--- start of RECORDS ---
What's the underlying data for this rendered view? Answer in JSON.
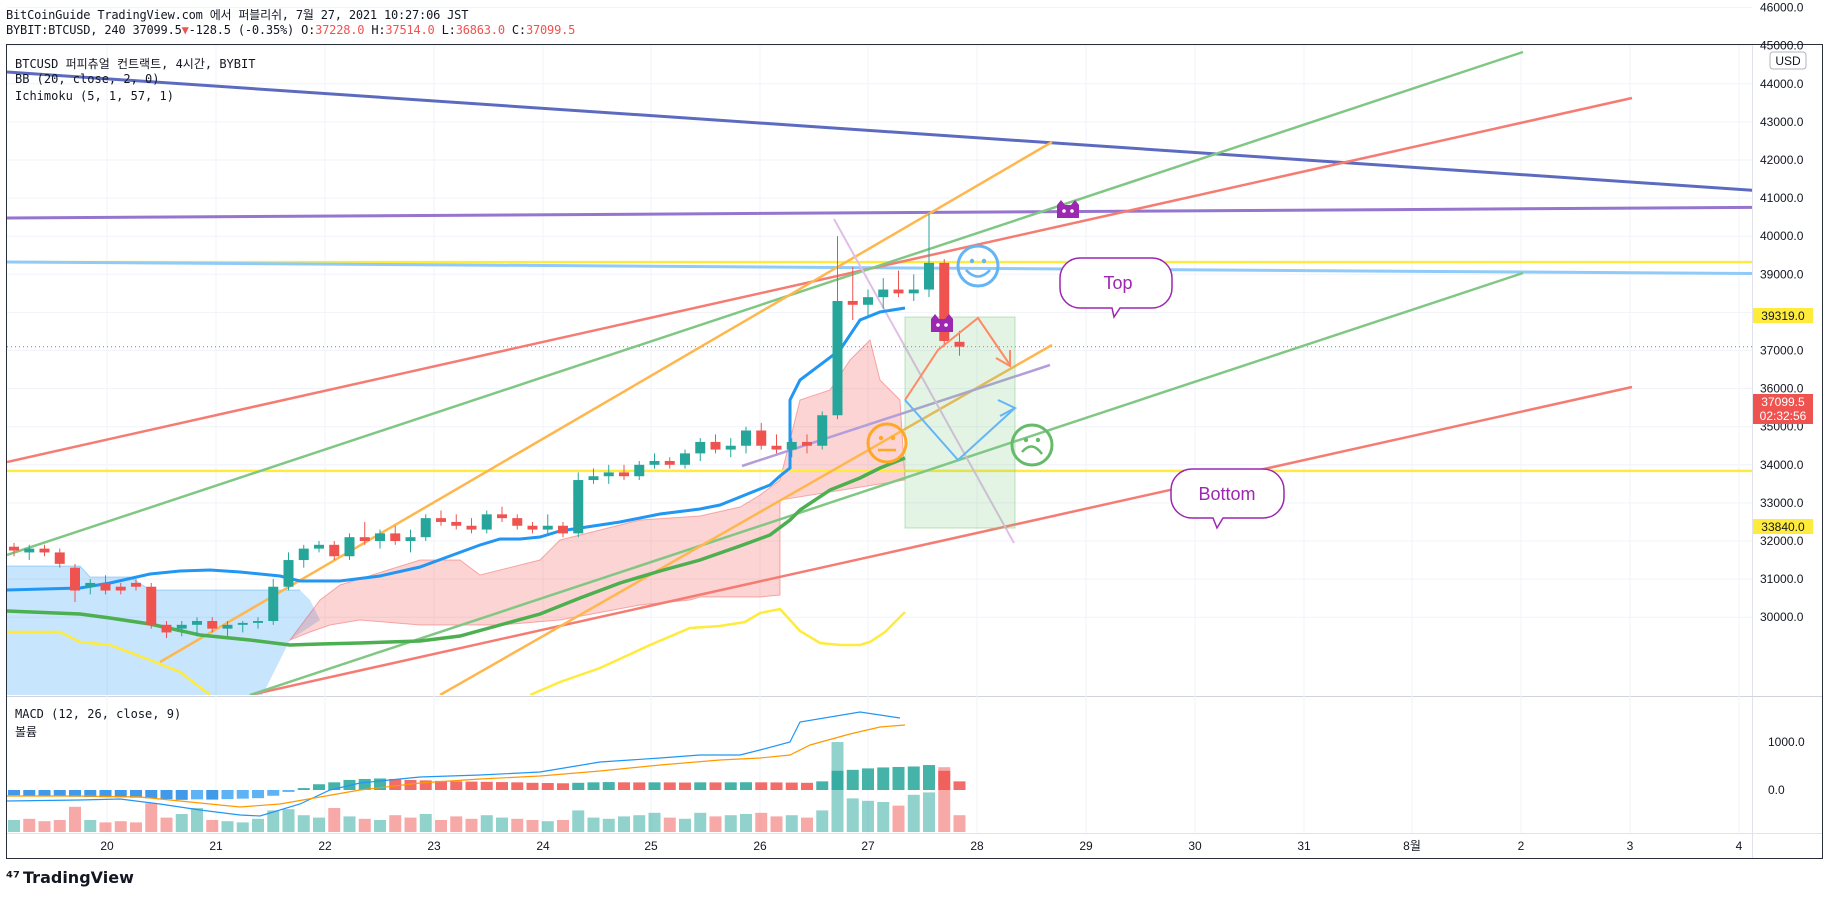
{
  "header": {
    "title_line": "BitCoinGuide TradingView.com 에서 퍼블리쉬, 7월 27, 2021 10:27:06 JST",
    "symbol": "BYBIT:BTCUSD, 240 37099.5",
    "change_arrow": "▼",
    "change": "-128.5 (-0.35%)",
    "o_label": "O:",
    "o_value": "37228.0",
    "h_label": "H:",
    "h_value": "37514.0",
    "l_label": "L:",
    "l_value": "36863.0",
    "c_label": "C:",
    "c_value": "37099.5"
  },
  "legend": {
    "symbol_line": "BTCUSD 퍼피츄얼 컨트랙트, 4시간, BYBIT",
    "bb": "BB (20, close, 2, 0)",
    "ichimoku": "Ichimoku (5, 1, 57, 1)",
    "macd": "MACD (12, 26, close, 9)",
    "volume": "볼륨"
  },
  "currency_badge": "USD",
  "price_tags": {
    "resistance": "39319.0",
    "current": "37099.5",
    "countdown": "02:32:56",
    "support": "33840.0"
  },
  "bubbles": {
    "top": "Top",
    "bottom": "Bottom"
  },
  "brand": "TradingView",
  "colors": {
    "up": "#26a69a",
    "down": "#ef5350",
    "bb_basis": "#2196f3",
    "kijun": "#4caf50",
    "yellow": "#ffeb3b",
    "purple": "#9c27b0"
  },
  "chart_data": {
    "type": "candlestick",
    "x_axis_ticks": [
      "20",
      "21",
      "22",
      "23",
      "24",
      "25",
      "26",
      "27",
      "28",
      "29",
      "30",
      "31",
      "8월",
      "2",
      "3",
      "4"
    ],
    "price_axis_ticks": [
      "30000.0",
      "31000.0",
      "32000.0",
      "33000.0",
      "34000.0",
      "35000.0",
      "36000.0",
      "37000.0",
      "38000.0",
      "39000.0",
      "40000.0",
      "41000.0",
      "42000.0",
      "43000.0",
      "44000.0",
      "45000.0",
      "46000.0"
    ],
    "price_range": [
      29500,
      46300
    ],
    "macd_axis_ticks": [
      "0.0",
      "1000.0"
    ],
    "macd_range": [
      -900,
      2000
    ],
    "horizontal_levels": [
      39319.0,
      33840.0
    ],
    "last_price": 37099.5,
    "candles": [
      {
        "o": 31850,
        "h": 31950,
        "l": 31600,
        "c": 31750
      },
      {
        "o": 31700,
        "h": 31900,
        "l": 31500,
        "c": 31800
      },
      {
        "o": 31800,
        "h": 31900,
        "l": 31600,
        "c": 31700
      },
      {
        "o": 31700,
        "h": 31800,
        "l": 31300,
        "c": 31400
      },
      {
        "o": 31300,
        "h": 31400,
        "l": 30400,
        "c": 30700
      },
      {
        "o": 30800,
        "h": 31000,
        "l": 30600,
        "c": 30900
      },
      {
        "o": 30900,
        "h": 31100,
        "l": 30600,
        "c": 30700
      },
      {
        "o": 30800,
        "h": 30900,
        "l": 30600,
        "c": 30700
      },
      {
        "o": 30900,
        "h": 31000,
        "l": 30700,
        "c": 30800
      },
      {
        "o": 30800,
        "h": 30900,
        "l": 29700,
        "c": 29800
      },
      {
        "o": 29800,
        "h": 29900,
        "l": 29450,
        "c": 29600
      },
      {
        "o": 29700,
        "h": 29900,
        "l": 29500,
        "c": 29800
      },
      {
        "o": 29800,
        "h": 30000,
        "l": 29500,
        "c": 29900
      },
      {
        "o": 29900,
        "h": 30000,
        "l": 29600,
        "c": 29700
      },
      {
        "o": 29700,
        "h": 29900,
        "l": 29500,
        "c": 29800
      },
      {
        "o": 29800,
        "h": 29900,
        "l": 29600,
        "c": 29850
      },
      {
        "o": 29850,
        "h": 30000,
        "l": 29700,
        "c": 29900
      },
      {
        "o": 29900,
        "h": 31000,
        "l": 29800,
        "c": 30800
      },
      {
        "o": 30800,
        "h": 31700,
        "l": 30700,
        "c": 31500
      },
      {
        "o": 31500,
        "h": 31900,
        "l": 31300,
        "c": 31800
      },
      {
        "o": 31800,
        "h": 32000,
        "l": 31700,
        "c": 31900
      },
      {
        "o": 31900,
        "h": 32000,
        "l": 31500,
        "c": 31600
      },
      {
        "o": 31600,
        "h": 32200,
        "l": 31500,
        "c": 32100
      },
      {
        "o": 32100,
        "h": 32500,
        "l": 31900,
        "c": 32000
      },
      {
        "o": 32000,
        "h": 32300,
        "l": 31800,
        "c": 32200
      },
      {
        "o": 32200,
        "h": 32400,
        "l": 31900,
        "c": 32000
      },
      {
        "o": 32000,
        "h": 32300,
        "l": 31700,
        "c": 32100
      },
      {
        "o": 32100,
        "h": 32700,
        "l": 32000,
        "c": 32600
      },
      {
        "o": 32600,
        "h": 32800,
        "l": 32400,
        "c": 32500
      },
      {
        "o": 32500,
        "h": 32700,
        "l": 32300,
        "c": 32400
      },
      {
        "o": 32400,
        "h": 32600,
        "l": 32200,
        "c": 32300
      },
      {
        "o": 32300,
        "h": 32800,
        "l": 32200,
        "c": 32700
      },
      {
        "o": 32700,
        "h": 32900,
        "l": 32500,
        "c": 32600
      },
      {
        "o": 32600,
        "h": 32700,
        "l": 32300,
        "c": 32400
      },
      {
        "o": 32400,
        "h": 32500,
        "l": 32200,
        "c": 32300
      },
      {
        "o": 32300,
        "h": 32700,
        "l": 32200,
        "c": 32400
      },
      {
        "o": 32400,
        "h": 32500,
        "l": 32100,
        "c": 32200
      },
      {
        "o": 32200,
        "h": 33800,
        "l": 32100,
        "c": 33600
      },
      {
        "o": 33600,
        "h": 33900,
        "l": 33500,
        "c": 33700
      },
      {
        "o": 33700,
        "h": 34000,
        "l": 33500,
        "c": 33800
      },
      {
        "o": 33800,
        "h": 34000,
        "l": 33600,
        "c": 33700
      },
      {
        "o": 33700,
        "h": 34100,
        "l": 33600,
        "c": 34000
      },
      {
        "o": 34000,
        "h": 34300,
        "l": 33900,
        "c": 34100
      },
      {
        "o": 34100,
        "h": 34200,
        "l": 33900,
        "c": 34000
      },
      {
        "o": 34000,
        "h": 34400,
        "l": 33900,
        "c": 34300
      },
      {
        "o": 34300,
        "h": 34700,
        "l": 34100,
        "c": 34600
      },
      {
        "o": 34600,
        "h": 34800,
        "l": 34300,
        "c": 34400
      },
      {
        "o": 34400,
        "h": 34700,
        "l": 34200,
        "c": 34500
      },
      {
        "o": 34500,
        "h": 35000,
        "l": 34300,
        "c": 34900
      },
      {
        "o": 34900,
        "h": 35100,
        "l": 34400,
        "c": 34500
      },
      {
        "o": 34500,
        "h": 34800,
        "l": 34300,
        "c": 34400
      },
      {
        "o": 34400,
        "h": 34700,
        "l": 34200,
        "c": 34600
      },
      {
        "o": 34600,
        "h": 34800,
        "l": 34300,
        "c": 34500
      },
      {
        "o": 34500,
        "h": 35400,
        "l": 34400,
        "c": 35300
      },
      {
        "o": 35300,
        "h": 40000,
        "l": 35200,
        "c": 38300
      },
      {
        "o": 38300,
        "h": 39200,
        "l": 37800,
        "c": 38200
      },
      {
        "o": 38200,
        "h": 38600,
        "l": 37900,
        "c": 38400
      },
      {
        "o": 38400,
        "h": 38900,
        "l": 38100,
        "c": 38600
      },
      {
        "o": 38600,
        "h": 39100,
        "l": 38400,
        "c": 38500
      },
      {
        "o": 38500,
        "h": 39000,
        "l": 38300,
        "c": 38600
      },
      {
        "o": 38600,
        "h": 40600,
        "l": 38400,
        "c": 39300
      },
      {
        "o": 39300,
        "h": 39400,
        "l": 37100,
        "c": 37250
      },
      {
        "o": 37228,
        "h": 37514,
        "l": 36863,
        "c": 37099.5
      }
    ],
    "macd_histogram": [
      {
        "v": -110,
        "d": "down"
      },
      {
        "v": -120,
        "d": "down"
      },
      {
        "v": -120,
        "d": "down"
      },
      {
        "v": -130,
        "d": "down"
      },
      {
        "v": -140,
        "d": "down"
      },
      {
        "v": -145,
        "d": "down"
      },
      {
        "v": -150,
        "d": "down"
      },
      {
        "v": -155,
        "d": "down"
      },
      {
        "v": -160,
        "d": "down"
      },
      {
        "v": -175,
        "d": "down"
      },
      {
        "v": -190,
        "d": "down"
      },
      {
        "v": -205,
        "d": "down"
      },
      {
        "v": -195,
        "d": "up"
      },
      {
        "v": -200,
        "d": "down"
      },
      {
        "v": -190,
        "d": "up"
      },
      {
        "v": -180,
        "d": "up"
      },
      {
        "v": -170,
        "d": "up"
      },
      {
        "v": -120,
        "d": "up"
      },
      {
        "v": -40,
        "d": "up"
      },
      {
        "v": 40,
        "d": "up"
      },
      {
        "v": 120,
        "d": "up"
      },
      {
        "v": 160,
        "d": "up"
      },
      {
        "v": 210,
        "d": "up"
      },
      {
        "v": 230,
        "d": "up"
      },
      {
        "v": 240,
        "d": "up"
      },
      {
        "v": 230,
        "d": "down"
      },
      {
        "v": 210,
        "d": "down"
      },
      {
        "v": 200,
        "d": "down"
      },
      {
        "v": 190,
        "d": "down"
      },
      {
        "v": 180,
        "d": "down"
      },
      {
        "v": 175,
        "d": "down"
      },
      {
        "v": 170,
        "d": "down"
      },
      {
        "v": 165,
        "d": "down"
      },
      {
        "v": 160,
        "d": "down"
      },
      {
        "v": 150,
        "d": "down"
      },
      {
        "v": 145,
        "d": "down"
      },
      {
        "v": 140,
        "d": "down"
      },
      {
        "v": 150,
        "d": "up"
      },
      {
        "v": 160,
        "d": "up"
      },
      {
        "v": 165,
        "d": "up"
      },
      {
        "v": 160,
        "d": "down"
      },
      {
        "v": 158,
        "d": "down"
      },
      {
        "v": 160,
        "d": "up"
      },
      {
        "v": 158,
        "d": "down"
      },
      {
        "v": 155,
        "d": "down"
      },
      {
        "v": 160,
        "d": "up"
      },
      {
        "v": 158,
        "d": "down"
      },
      {
        "v": 160,
        "d": "up"
      },
      {
        "v": 162,
        "d": "up"
      },
      {
        "v": 160,
        "d": "down"
      },
      {
        "v": 158,
        "d": "down"
      },
      {
        "v": 155,
        "d": "down"
      },
      {
        "v": 150,
        "d": "down"
      },
      {
        "v": 180,
        "d": "up"
      },
      {
        "v": 400,
        "d": "up"
      },
      {
        "v": 420,
        "d": "up"
      },
      {
        "v": 450,
        "d": "up"
      },
      {
        "v": 470,
        "d": "up"
      },
      {
        "v": 480,
        "d": "up"
      },
      {
        "v": 490,
        "d": "up"
      },
      {
        "v": 520,
        "d": "up"
      },
      {
        "v": 400,
        "d": "down"
      },
      {
        "v": 180,
        "d": "down"
      }
    ],
    "volume": [
      {
        "v": 1,
        "d": "up"
      },
      {
        "v": 1.1,
        "d": "down"
      },
      {
        "v": 0.9,
        "d": "down"
      },
      {
        "v": 1,
        "d": "down"
      },
      {
        "v": 2.1,
        "d": "down"
      },
      {
        "v": 1,
        "d": "up"
      },
      {
        "v": 0.8,
        "d": "down"
      },
      {
        "v": 0.9,
        "d": "down"
      },
      {
        "v": 0.8,
        "d": "down"
      },
      {
        "v": 2.4,
        "d": "down"
      },
      {
        "v": 1.2,
        "d": "down"
      },
      {
        "v": 1.5,
        "d": "up"
      },
      {
        "v": 2.0,
        "d": "up"
      },
      {
        "v": 1.0,
        "d": "down"
      },
      {
        "v": 0.9,
        "d": "up"
      },
      {
        "v": 0.8,
        "d": "up"
      },
      {
        "v": 1.1,
        "d": "up"
      },
      {
        "v": 1.8,
        "d": "up"
      },
      {
        "v": 1.9,
        "d": "up"
      },
      {
        "v": 1.4,
        "d": "up"
      },
      {
        "v": 1.2,
        "d": "up"
      },
      {
        "v": 2.0,
        "d": "down"
      },
      {
        "v": 1.3,
        "d": "up"
      },
      {
        "v": 1.1,
        "d": "down"
      },
      {
        "v": 1.0,
        "d": "up"
      },
      {
        "v": 1.4,
        "d": "down"
      },
      {
        "v": 1.2,
        "d": "down"
      },
      {
        "v": 1.5,
        "d": "up"
      },
      {
        "v": 1.0,
        "d": "down"
      },
      {
        "v": 1.3,
        "d": "down"
      },
      {
        "v": 1.1,
        "d": "down"
      },
      {
        "v": 1.4,
        "d": "up"
      },
      {
        "v": 1.2,
        "d": "up"
      },
      {
        "v": 1.1,
        "d": "down"
      },
      {
        "v": 1.0,
        "d": "down"
      },
      {
        "v": 0.9,
        "d": "up"
      },
      {
        "v": 1.0,
        "d": "down"
      },
      {
        "v": 1.8,
        "d": "up"
      },
      {
        "v": 1.2,
        "d": "up"
      },
      {
        "v": 1.1,
        "d": "up"
      },
      {
        "v": 1.3,
        "d": "up"
      },
      {
        "v": 1.4,
        "d": "up"
      },
      {
        "v": 1.6,
        "d": "up"
      },
      {
        "v": 1.2,
        "d": "down"
      },
      {
        "v": 1.1,
        "d": "up"
      },
      {
        "v": 1.6,
        "d": "up"
      },
      {
        "v": 1.3,
        "d": "down"
      },
      {
        "v": 1.4,
        "d": "up"
      },
      {
        "v": 1.5,
        "d": "up"
      },
      {
        "v": 1.6,
        "d": "down"
      },
      {
        "v": 1.3,
        "d": "down"
      },
      {
        "v": 1.4,
        "d": "up"
      },
      {
        "v": 1.2,
        "d": "down"
      },
      {
        "v": 1.8,
        "d": "up"
      },
      {
        "v": 7.5,
        "d": "up"
      },
      {
        "v": 2.8,
        "d": "up"
      },
      {
        "v": 2.6,
        "d": "up"
      },
      {
        "v": 2.5,
        "d": "up"
      },
      {
        "v": 2.2,
        "d": "down"
      },
      {
        "v": 3.1,
        "d": "up"
      },
      {
        "v": 3.3,
        "d": "up"
      },
      {
        "v": 5.4,
        "d": "down"
      },
      {
        "v": 1.4,
        "d": "down"
      }
    ]
  }
}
--- end of RECORDS ---
WHAT IS NEEDED:
Check each line of the entries above, and show every one holding the word "BTCUSD".

EXERCISE OUTPUT:
    "symbol": "BYBIT:BTCUSD, 240 37099.5",
    "symbol_line": "BTCUSD 퍼피츄얼 컨트랙트, 4시간, BYBIT",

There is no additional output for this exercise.